WHAT IS EXPECTED
Identify the lines that include the word "from", then copy all of them.

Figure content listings
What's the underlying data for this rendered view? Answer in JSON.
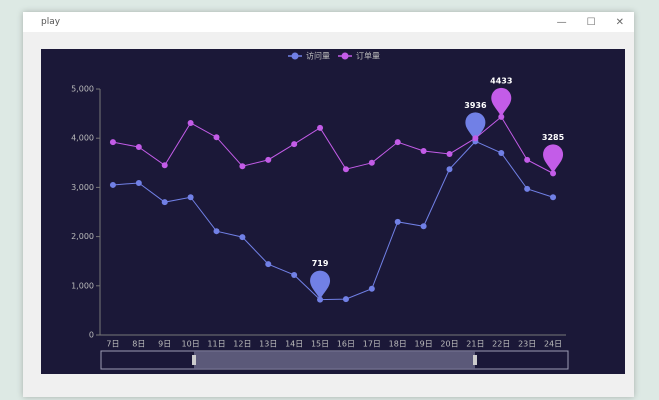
{
  "window": {
    "title": "play"
  },
  "chart_data": {
    "type": "line",
    "categories": [
      "7日",
      "8日",
      "9日",
      "10日",
      "11日",
      "12日",
      "13日",
      "14日",
      "15日",
      "16日",
      "17日",
      "18日",
      "19日",
      "20日",
      "21日",
      "22日",
      "23日",
      "24日"
    ],
    "series": [
      {
        "name": "访问量",
        "color": "#7180e6",
        "values": [
          3050,
          3090,
          2700,
          2800,
          2110,
          1990,
          1440,
          1220,
          719,
          730,
          940,
          2300,
          2210,
          3370,
          3936,
          3700,
          2970,
          2800
        ]
      },
      {
        "name": "订单量",
        "color": "#c35ce8",
        "values": [
          3920,
          3820,
          3450,
          4310,
          4020,
          3430,
          3560,
          3880,
          4210,
          3370,
          3500,
          3920,
          3740,
          3680,
          4000,
          4433,
          3560,
          3285
        ]
      }
    ],
    "ylim": [
      0,
      5000
    ],
    "yticks": [
      0,
      {
        "value": 1000,
        "label": "1,000"
      },
      {
        "value": 2000,
        "label": "2,000"
      },
      {
        "value": 3000,
        "label": "3,000"
      },
      {
        "value": 4000,
        "label": "4,000"
      },
      {
        "value": 5000,
        "label": "5,000"
      }
    ],
    "grid": false
  }
}
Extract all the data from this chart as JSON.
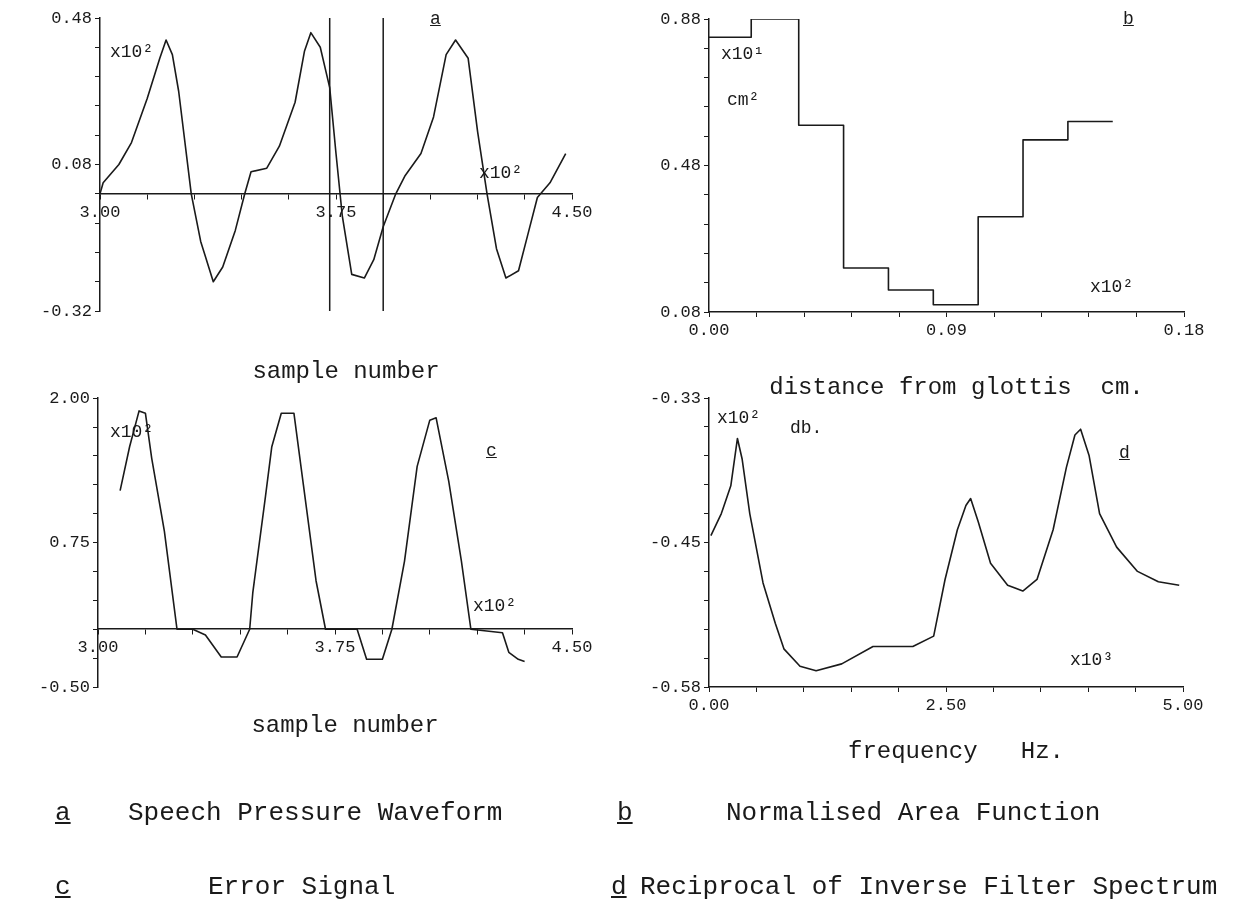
{
  "chart_data": [
    {
      "type": "line",
      "title": "Speech Pressure Waveform",
      "xlabel": "sample number",
      "annotations": [
        "a",
        "a",
        "x10²",
        "x10²"
      ],
      "color": "#1a1a1a",
      "x": [
        3.0,
        3.01,
        3.06,
        3.1,
        3.15,
        3.19,
        3.21,
        3.23,
        3.25,
        3.29,
        3.32,
        3.36,
        3.39,
        3.43,
        3.46,
        3.48,
        3.53,
        3.57,
        3.62,
        3.65,
        3.67,
        3.7,
        3.73,
        3.75,
        3.77,
        3.8,
        3.84,
        3.87,
        3.9,
        3.94,
        3.97,
        4.02,
        4.06,
        4.1,
        4.13,
        4.17,
        4.2,
        4.23,
        4.26,
        4.29,
        4.33,
        4.36,
        4.39,
        4.43,
        4.48
      ],
      "values": [
        0.0,
        0.03,
        0.08,
        0.14,
        0.26,
        0.37,
        0.42,
        0.38,
        0.28,
        0.0,
        -0.13,
        -0.24,
        -0.2,
        -0.1,
        0.0,
        0.06,
        0.07,
        0.13,
        0.25,
        0.39,
        0.44,
        0.4,
        0.29,
        0.11,
        -0.06,
        -0.22,
        -0.23,
        -0.18,
        -0.09,
        0.0,
        0.05,
        0.11,
        0.21,
        0.38,
        0.42,
        0.37,
        0.17,
        0.0,
        -0.15,
        -0.23,
        -0.21,
        -0.11,
        -0.01,
        0.03,
        0.11
      ],
      "xlim": [
        3.0,
        4.5
      ],
      "ylim": [
        -0.32,
        0.48
      ],
      "xticks": [
        {
          "value": 3.0,
          "label": "3.00"
        },
        {
          "value": 3.15,
          "label": null
        },
        {
          "value": 3.3,
          "label": null
        },
        {
          "value": 3.45,
          "label": null
        },
        {
          "value": 3.6,
          "label": null
        },
        {
          "value": 3.75,
          "label": "3.75"
        },
        {
          "value": 3.9,
          "label": null
        },
        {
          "value": 4.05,
          "label": null
        },
        {
          "value": 4.2,
          "label": null
        },
        {
          "value": 4.35,
          "label": null
        },
        {
          "value": 4.5,
          "label": "4.50"
        }
      ],
      "yticks": [
        -0.32,
        {
          "value": -0.24,
          "label": null
        },
        {
          "value": -0.16,
          "label": null
        },
        {
          "value": -0.08,
          "label": null
        },
        {
          "value": 0,
          "label": null
        },
        0.08,
        {
          "value": 0.16,
          "label": null
        },
        {
          "value": 0.24,
          "label": null
        },
        {
          "value": 0.32,
          "label": null
        },
        {
          "value": 0.4,
          "label": null
        },
        0.48
      ],
      "ref_lines": [
        {
          "axis": "x",
          "value": 3.73
        },
        {
          "axis": "x",
          "value": 3.9
        }
      ]
    },
    {
      "type": "step",
      "title": "Normalised Area Function",
      "xlabel": "distance from glottis  cm.",
      "annotations": [
        "b",
        "b",
        "x10¹",
        "cm²",
        "x10²"
      ],
      "color": "#1a1a1a",
      "x": [
        0,
        0.016,
        0.034,
        0.051,
        0.068,
        0.085,
        0.102,
        0.119,
        0.136,
        0.153
      ],
      "values": [
        0.83,
        0.88,
        0.59,
        0.2,
        0.14,
        0.1,
        0.34,
        0.55,
        0.6,
        0.6
      ],
      "xlim": [
        0,
        0.18
      ],
      "ylim": [
        0.08,
        0.88
      ],
      "xticks": [
        {
          "value": 0,
          "label": "0.00"
        },
        {
          "value": 0.018,
          "label": null
        },
        {
          "value": 0.036,
          "label": null
        },
        {
          "value": 0.054,
          "label": null
        },
        {
          "value": 0.072,
          "label": null
        },
        0.09,
        {
          "value": 0.108,
          "label": null
        },
        {
          "value": 0.126,
          "label": null
        },
        {
          "value": 0.144,
          "label": null
        },
        {
          "value": 0.162,
          "label": null
        },
        0.18
      ],
      "yticks": [
        0.08,
        {
          "value": 0.16,
          "label": null
        },
        {
          "value": 0.24,
          "label": null
        },
        {
          "value": 0.32,
          "label": null
        },
        {
          "value": 0.4,
          "label": null
        },
        0.48,
        {
          "value": 0.56,
          "label": null
        },
        {
          "value": 0.64,
          "label": null
        },
        {
          "value": 0.72,
          "label": null
        },
        {
          "value": 0.8,
          "label": null
        },
        0.88
      ]
    },
    {
      "type": "line",
      "title": "Error Signal",
      "xlabel": "sample number",
      "annotations": [
        "c",
        "c",
        "x10²",
        "x10²"
      ],
      "color": "#1a1a1a",
      "x": [
        3.07,
        3.1,
        3.13,
        3.15,
        3.17,
        3.21,
        3.25,
        3.3,
        3.34,
        3.39,
        3.44,
        3.48,
        3.49,
        3.53,
        3.55,
        3.58,
        3.62,
        3.65,
        3.69,
        3.72,
        3.82,
        3.85,
        3.9,
        3.93,
        3.97,
        4.01,
        4.05,
        4.07,
        4.11,
        4.15,
        4.18,
        4.28,
        4.3,
        4.33,
        4.35
      ],
      "values": [
        1.2,
        1.58,
        1.89,
        1.87,
        1.48,
        0.85,
        0.0,
        0.0,
        -0.05,
        -0.24,
        -0.24,
        0.0,
        0.32,
        1.15,
        1.58,
        1.87,
        1.87,
        1.25,
        0.42,
        0.0,
        0.0,
        -0.26,
        -0.26,
        0.0,
        0.59,
        1.41,
        1.81,
        1.83,
        1.28,
        0.59,
        0.0,
        -0.03,
        -0.2,
        -0.26,
        -0.28
      ],
      "xlim": [
        3.0,
        4.5
      ],
      "ylim": [
        -0.5,
        2.0
      ],
      "xticks": [
        {
          "value": 3.0,
          "label": "3.00"
        },
        {
          "value": 3.15,
          "label": null
        },
        {
          "value": 3.3,
          "label": null
        },
        {
          "value": 3.45,
          "label": null
        },
        {
          "value": 3.6,
          "label": null
        },
        {
          "value": 3.75,
          "label": "3.75"
        },
        {
          "value": 3.9,
          "label": null
        },
        {
          "value": 4.05,
          "label": null
        },
        {
          "value": 4.2,
          "label": null
        },
        {
          "value": 4.35,
          "label": null
        },
        {
          "value": 4.5,
          "label": "4.50"
        }
      ],
      "yticks": [
        {
          "value": -0.5,
          "label": "-0.50"
        },
        {
          "value": -0.25,
          "label": null
        },
        {
          "value": 0,
          "label": null
        },
        {
          "value": 0.25,
          "label": null
        },
        {
          "value": 0.5,
          "label": null
        },
        0.75,
        {
          "value": 1.0,
          "label": null
        },
        {
          "value": 1.25,
          "label": null
        },
        {
          "value": 1.5,
          "label": null
        },
        {
          "value": 1.75,
          "label": null
        },
        {
          "value": 2.0,
          "label": "2.00"
        }
      ]
    },
    {
      "type": "line",
      "title": "Reciprocal of Inverse Filter Spectrum",
      "xlabel": "frequency   Hz.",
      "annotations": [
        "d",
        "d",
        "x10²",
        "db.",
        "x10³"
      ],
      "color": "#1a1a1a",
      "x": [
        0.02,
        0.13,
        0.23,
        0.3,
        0.35,
        0.43,
        0.57,
        0.7,
        0.79,
        0.96,
        1.13,
        1.4,
        1.73,
        2.15,
        2.37,
        2.49,
        2.62,
        2.71,
        2.76,
        2.84,
        2.97,
        3.15,
        3.31,
        3.46,
        3.63,
        3.77,
        3.86,
        3.92,
        4.01,
        4.12,
        4.3,
        4.52,
        4.74,
        4.96
      ],
      "values": [
        -0.449,
        -0.43,
        -0.406,
        -0.365,
        -0.383,
        -0.43,
        -0.49,
        -0.525,
        -0.547,
        -0.562,
        -0.566,
        -0.56,
        -0.545,
        -0.545,
        -0.536,
        -0.487,
        -0.444,
        -0.423,
        -0.417,
        -0.437,
        -0.473,
        -0.492,
        -0.497,
        -0.487,
        -0.444,
        -0.39,
        -0.362,
        -0.357,
        -0.38,
        -0.43,
        -0.459,
        -0.48,
        -0.489,
        -0.492
      ],
      "xlim": [
        0,
        5
      ],
      "ylim": [
        -0.58,
        -0.33
      ],
      "xticks": [
        {
          "value": 0,
          "label": "0.00"
        },
        {
          "value": 0.5,
          "label": null
        },
        {
          "value": 1.0,
          "label": null
        },
        {
          "value": 1.5,
          "label": null
        },
        {
          "value": 2.0,
          "label": null
        },
        {
          "value": 2.5,
          "label": "2.50"
        },
        {
          "value": 3.0,
          "label": null
        },
        {
          "value": 3.5,
          "label": null
        },
        {
          "value": 4.0,
          "label": null
        },
        {
          "value": 4.5,
          "label": null
        },
        {
          "value": 5.0,
          "label": "5.00"
        }
      ],
      "yticks": [
        -0.58,
        {
          "value": -0.555,
          "label": null
        },
        {
          "value": -0.53,
          "label": null
        },
        {
          "value": -0.505,
          "label": null
        },
        {
          "value": -0.48,
          "label": null
        },
        {
          "value": -0.455,
          "label": "-0.45"
        },
        {
          "value": -0.43,
          "label": null
        },
        {
          "value": -0.405,
          "label": null
        },
        {
          "value": -0.38,
          "label": null
        },
        {
          "value": -0.355,
          "label": null
        },
        -0.33
      ]
    }
  ]
}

SOLVED PROBLEM
Extract all the data from this chart as JSON.
      "xlabel": "distance from glottis  cm.",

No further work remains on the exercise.